• [What to do]: Count how many lines hold the string "processes". Answer with that number and nothing more.

---------- Raw records

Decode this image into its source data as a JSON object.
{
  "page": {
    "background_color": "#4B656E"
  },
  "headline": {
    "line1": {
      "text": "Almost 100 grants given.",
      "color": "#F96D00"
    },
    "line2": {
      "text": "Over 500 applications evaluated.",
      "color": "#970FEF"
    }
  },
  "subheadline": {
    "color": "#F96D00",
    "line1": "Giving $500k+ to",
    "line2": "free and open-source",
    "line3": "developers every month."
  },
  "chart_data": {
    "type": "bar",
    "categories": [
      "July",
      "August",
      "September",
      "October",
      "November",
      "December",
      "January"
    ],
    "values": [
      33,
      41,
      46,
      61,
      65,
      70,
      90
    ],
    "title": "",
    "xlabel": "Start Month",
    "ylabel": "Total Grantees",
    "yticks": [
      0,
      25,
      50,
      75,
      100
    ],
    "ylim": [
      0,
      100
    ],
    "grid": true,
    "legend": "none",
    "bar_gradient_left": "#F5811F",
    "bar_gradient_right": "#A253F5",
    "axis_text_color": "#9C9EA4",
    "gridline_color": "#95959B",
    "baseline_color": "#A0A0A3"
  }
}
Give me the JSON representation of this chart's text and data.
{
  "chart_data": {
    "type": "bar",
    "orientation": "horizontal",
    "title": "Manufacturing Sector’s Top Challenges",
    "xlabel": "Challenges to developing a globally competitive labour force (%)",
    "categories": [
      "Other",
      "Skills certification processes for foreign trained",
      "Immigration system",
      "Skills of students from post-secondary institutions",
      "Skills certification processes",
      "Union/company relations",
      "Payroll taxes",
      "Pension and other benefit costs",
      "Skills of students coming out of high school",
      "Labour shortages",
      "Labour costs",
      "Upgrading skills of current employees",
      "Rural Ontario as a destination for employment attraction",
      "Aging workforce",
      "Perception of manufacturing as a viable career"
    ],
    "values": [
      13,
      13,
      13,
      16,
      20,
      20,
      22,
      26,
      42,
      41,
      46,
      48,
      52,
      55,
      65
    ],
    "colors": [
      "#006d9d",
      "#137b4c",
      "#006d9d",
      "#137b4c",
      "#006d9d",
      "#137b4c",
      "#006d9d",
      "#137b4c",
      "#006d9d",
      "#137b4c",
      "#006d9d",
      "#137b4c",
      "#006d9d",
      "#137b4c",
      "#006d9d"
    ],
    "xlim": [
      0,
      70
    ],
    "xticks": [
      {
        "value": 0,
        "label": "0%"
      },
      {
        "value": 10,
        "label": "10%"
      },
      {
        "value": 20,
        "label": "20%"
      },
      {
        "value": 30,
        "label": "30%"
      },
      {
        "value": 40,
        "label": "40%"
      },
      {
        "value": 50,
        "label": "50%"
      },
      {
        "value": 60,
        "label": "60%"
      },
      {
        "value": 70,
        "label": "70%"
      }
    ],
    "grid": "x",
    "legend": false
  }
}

--------------------

• [Output for this exercise]: 2